Description of the task =>
Copy the lines below as they are; omit the images they contain.

Extracts from a graphics dataset:

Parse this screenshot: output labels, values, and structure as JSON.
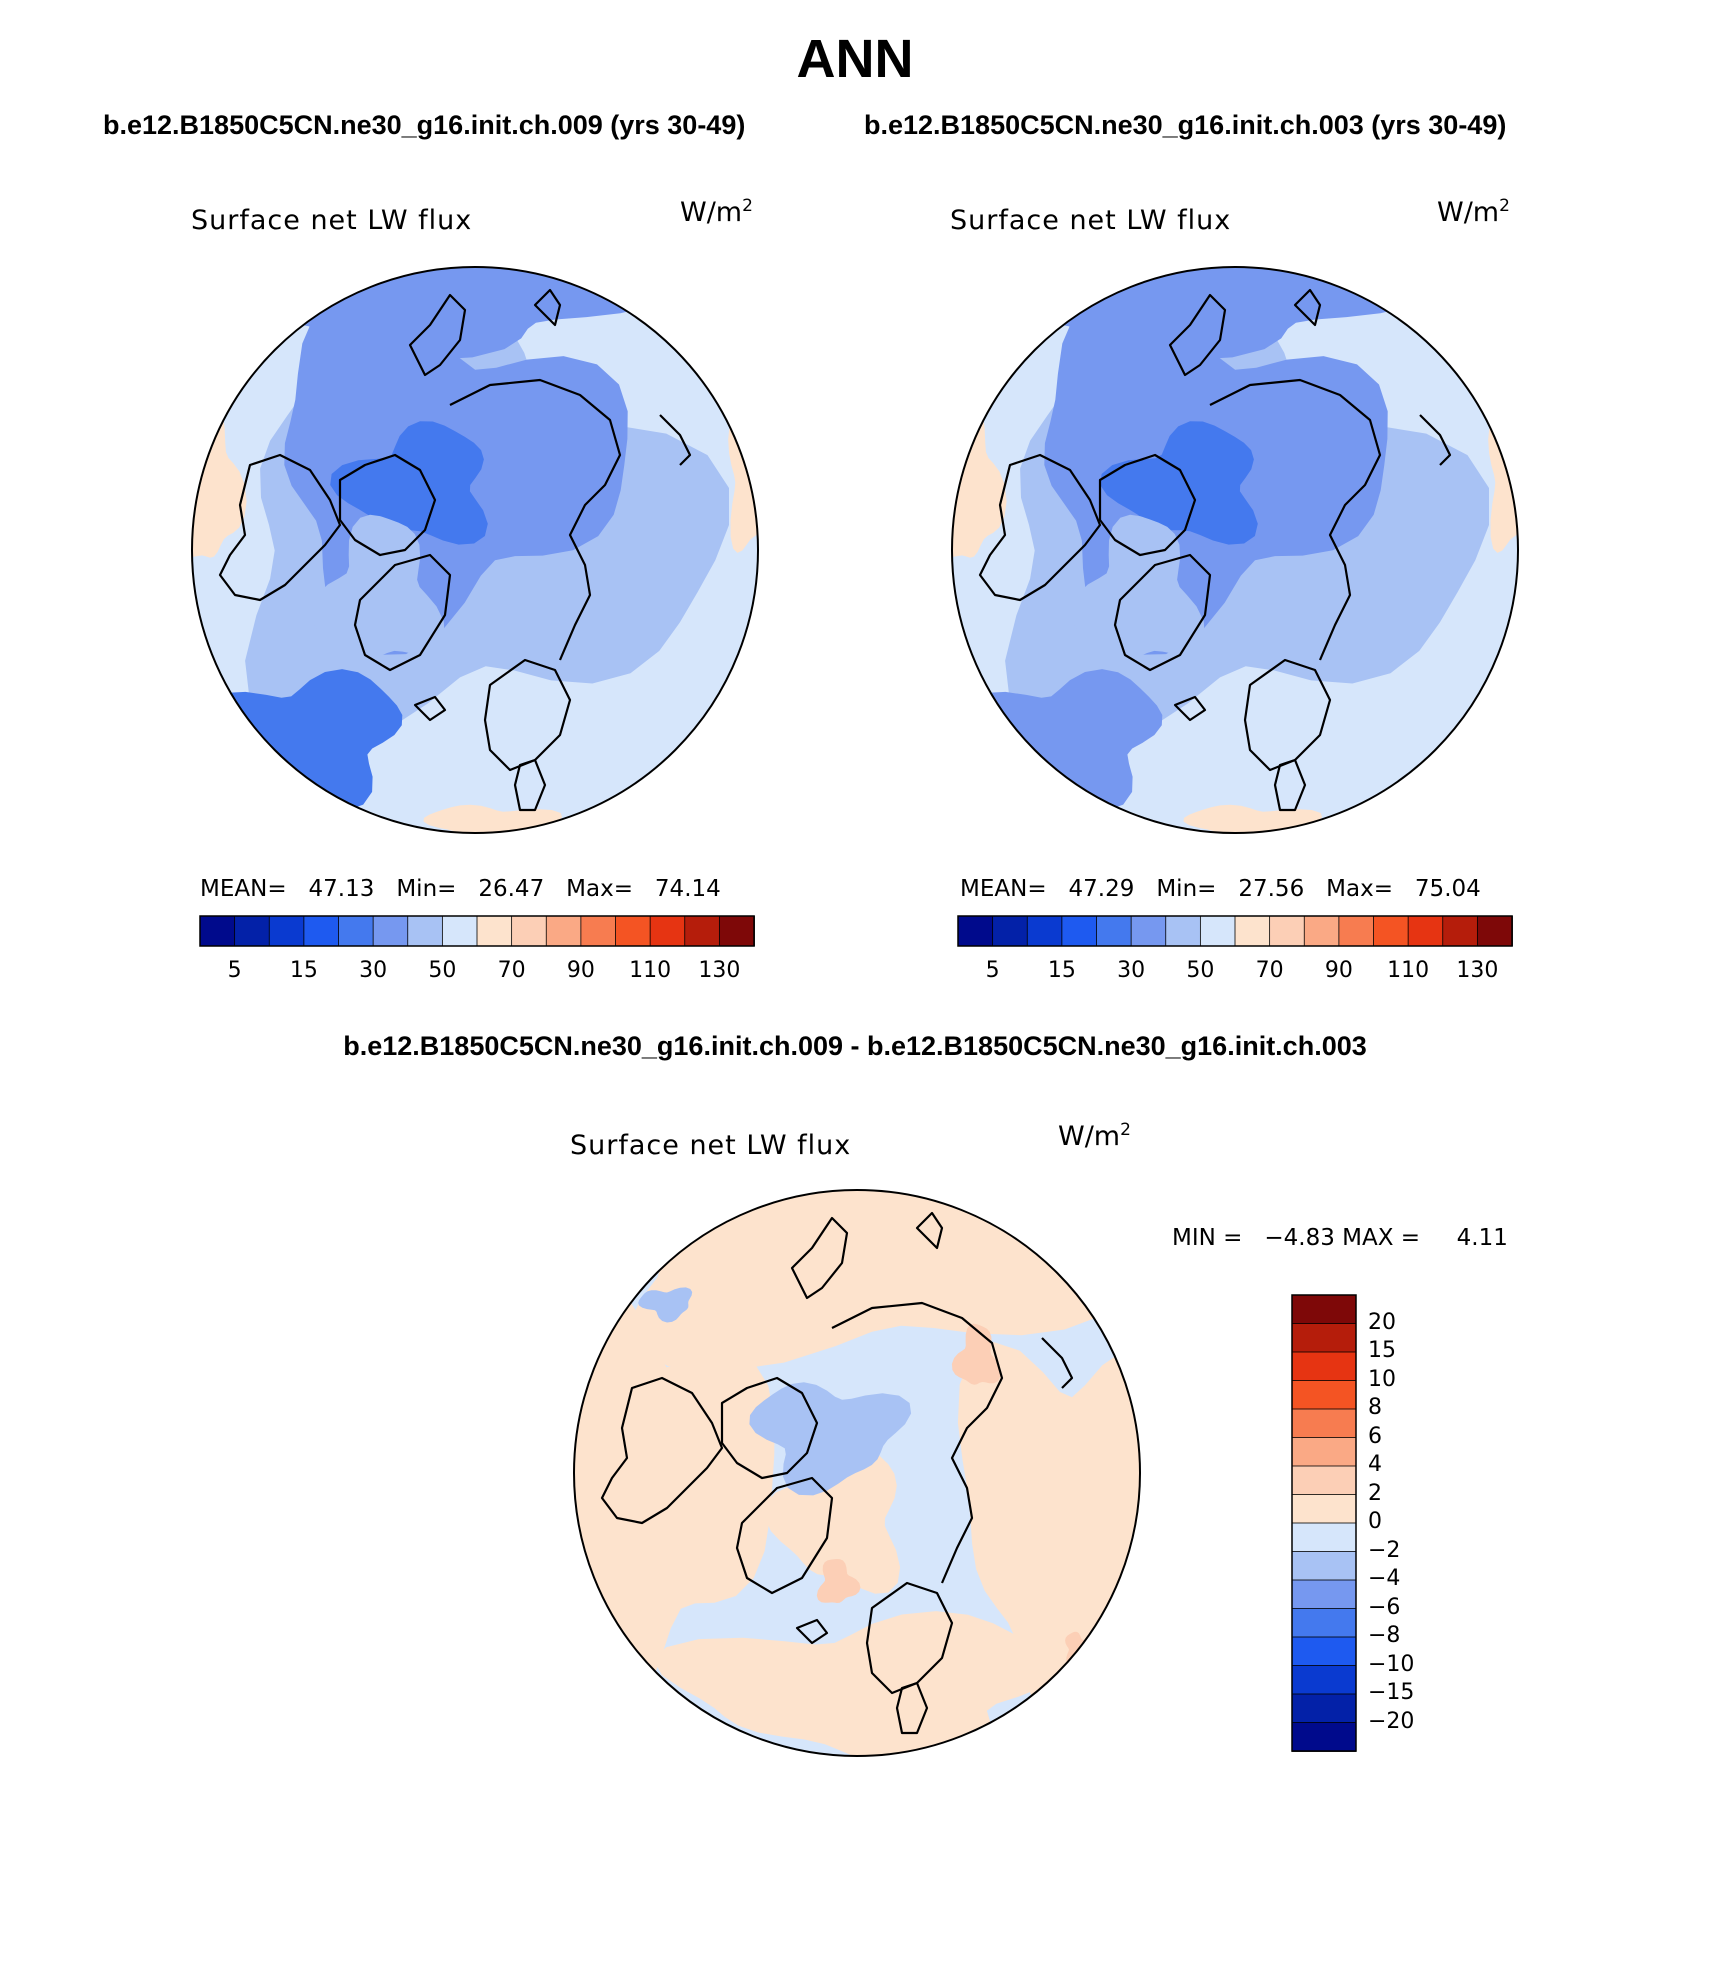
{
  "title": "ANN",
  "run_a": "b.e12.B1850C5CN.ne30_g16.init.ch.009 (yrs 30-49)",
  "run_b": "b.e12.B1850C5CN.ne30_g16.init.ch.003 (yrs 30-49)",
  "diff_title": "b.e12.B1850C5CN.ne30_g16.init.ch.009 - b.e12.B1850C5CN.ne30_g16.init.ch.003",
  "variable": "Surface net LW flux",
  "units": {
    "base": "W/m",
    "exp": "2"
  },
  "panel_left": {
    "mean_label": "MEAN=",
    "mean": "47.13",
    "min_label": "Min=",
    "min": "26.47",
    "max_label": "Max=",
    "max": "74.14"
  },
  "panel_right": {
    "mean_label": "MEAN=",
    "mean": "47.29",
    "min_label": "Min=",
    "min": "27.56",
    "max_label": "Max=",
    "max": "75.04"
  },
  "panel_diff": {
    "min_label": "MIN =",
    "min": "−4.83",
    "max_label": "MAX =",
    "max": "4.11"
  },
  "chart_data": [
    {
      "type": "heatmap",
      "projection": "north-polar-stereographic",
      "title": "Surface net LW flux",
      "units": "W/m2",
      "run": "b.e12.B1850C5CN.ne30_g16.init.ch.009 (yrs 30-49)",
      "mean": 47.13,
      "min": 26.47,
      "max": 74.14,
      "colorbar_levels": [
        5,
        10,
        15,
        20,
        30,
        40,
        50,
        60,
        70,
        80,
        90,
        100,
        110,
        120,
        130
      ],
      "colorbar_labels": [
        "5",
        "15",
        "30",
        "50",
        "70",
        "90",
        "110",
        "130"
      ]
    },
    {
      "type": "heatmap",
      "projection": "north-polar-stereographic",
      "title": "Surface net LW flux",
      "units": "W/m2",
      "run": "b.e12.B1850C5CN.ne30_g16.init.ch.003 (yrs 30-49)",
      "mean": 47.29,
      "min": 27.56,
      "max": 75.04,
      "colorbar_levels": [
        5,
        10,
        15,
        20,
        30,
        40,
        50,
        60,
        70,
        80,
        90,
        100,
        110,
        120,
        130
      ],
      "colorbar_labels": [
        "5",
        "15",
        "30",
        "50",
        "70",
        "90",
        "110",
        "130"
      ]
    },
    {
      "type": "heatmap",
      "projection": "north-polar-stereographic",
      "title": "Surface net LW flux",
      "units": "W/m2",
      "run": "b.e12.B1850C5CN.ne30_g16.init.ch.009 - b.e12.B1850C5CN.ne30_g16.init.ch.003",
      "min": -4.83,
      "max": 4.11,
      "colorbar_levels": [
        20,
        15,
        10,
        8,
        6,
        4,
        2,
        0,
        -2,
        -4,
        -6,
        -8,
        -10,
        -15,
        -20
      ],
      "colorbar_labels": [
        "20",
        "15",
        "10",
        "8",
        "6",
        "4",
        "2",
        "0",
        "−2",
        "−4",
        "−6",
        "−8",
        "−10",
        "−15",
        "−20"
      ]
    }
  ],
  "colors": {
    "scale": [
      "#000a8c",
      "#0321a8",
      "#0a3ad0",
      "#1e5af0",
      "#4479ee",
      "#7698f0",
      "#a8c2f4",
      "#d6e6fb",
      "#fde3cd",
      "#fccfb6",
      "#faa985",
      "#f77c50",
      "#f45423",
      "#e63412",
      "#b51d0b",
      "#7e0808"
    ],
    "coast": "#000000"
  }
}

Answer below =>
Parse this screenshot: output labels, values, and structure as JSON.
{
  "title": "ANN",
  "run_a": "b.e12.B1850C5CN.ne30_g16.init.ch.009 (yrs 30-49)",
  "run_b": "b.e12.B1850C5CN.ne30_g16.init.ch.003 (yrs 30-49)",
  "diff_title": "b.e12.B1850C5CN.ne30_g16.init.ch.009 - b.e12.B1850C5CN.ne30_g16.init.ch.003",
  "variable": "Surface net LW flux",
  "units": {
    "base": "W/m",
    "exp": "2"
  },
  "panel_left": {
    "mean_label": "MEAN=",
    "mean": "47.13",
    "min_label": "Min=",
    "min": "26.47",
    "max_label": "Max=",
    "max": "74.14"
  },
  "panel_right": {
    "mean_label": "MEAN=",
    "mean": "47.29",
    "min_label": "Min=",
    "min": "27.56",
    "max_label": "Max=",
    "max": "75.04"
  },
  "panel_diff": {
    "min_label": "MIN =",
    "min": "−4.83",
    "max_label": "MAX =",
    "max": "4.11"
  },
  "chart_data": [
    {
      "type": "heatmap",
      "projection": "north-polar-stereographic",
      "title": "Surface net LW flux",
      "units": "W/m2",
      "run": "b.e12.B1850C5CN.ne30_g16.init.ch.009 (yrs 30-49)",
      "mean": 47.13,
      "min": 26.47,
      "max": 74.14,
      "colorbar_levels": [
        5,
        10,
        15,
        20,
        30,
        40,
        50,
        60,
        70,
        80,
        90,
        100,
        110,
        120,
        130
      ],
      "colorbar_labels": [
        "5",
        "15",
        "30",
        "50",
        "70",
        "90",
        "110",
        "130"
      ]
    },
    {
      "type": "heatmap",
      "projection": "north-polar-stereographic",
      "title": "Surface net LW flux",
      "units": "W/m2",
      "run": "b.e12.B1850C5CN.ne30_g16.init.ch.003 (yrs 30-49)",
      "mean": 47.29,
      "min": 27.56,
      "max": 75.04,
      "colorbar_levels": [
        5,
        10,
        15,
        20,
        30,
        40,
        50,
        60,
        70,
        80,
        90,
        100,
        110,
        120,
        130
      ],
      "colorbar_labels": [
        "5",
        "15",
        "30",
        "50",
        "70",
        "90",
        "110",
        "130"
      ]
    },
    {
      "type": "heatmap",
      "projection": "north-polar-stereographic",
      "title": "Surface net LW flux",
      "units": "W/m2",
      "run": "b.e12.B1850C5CN.ne30_g16.init.ch.009 - b.e12.B1850C5CN.ne30_g16.init.ch.003",
      "min": -4.83,
      "max": 4.11,
      "colorbar_levels": [
        20,
        15,
        10,
        8,
        6,
        4,
        2,
        0,
        -2,
        -4,
        -6,
        -8,
        -10,
        -15,
        -20
      ],
      "colorbar_labels": [
        "20",
        "15",
        "10",
        "8",
        "6",
        "4",
        "2",
        "0",
        "−2",
        "−4",
        "−6",
        "−8",
        "−10",
        "−15",
        "−20"
      ]
    }
  ],
  "colors": {
    "scale": [
      "#000a8c",
      "#0321a8",
      "#0a3ad0",
      "#1e5af0",
      "#4479ee",
      "#7698f0",
      "#a8c2f4",
      "#d6e6fb",
      "#fde3cd",
      "#fccfb6",
      "#faa985",
      "#f77c50",
      "#f45423",
      "#e63412",
      "#b51d0b",
      "#7e0808"
    ],
    "coast": "#000000"
  }
}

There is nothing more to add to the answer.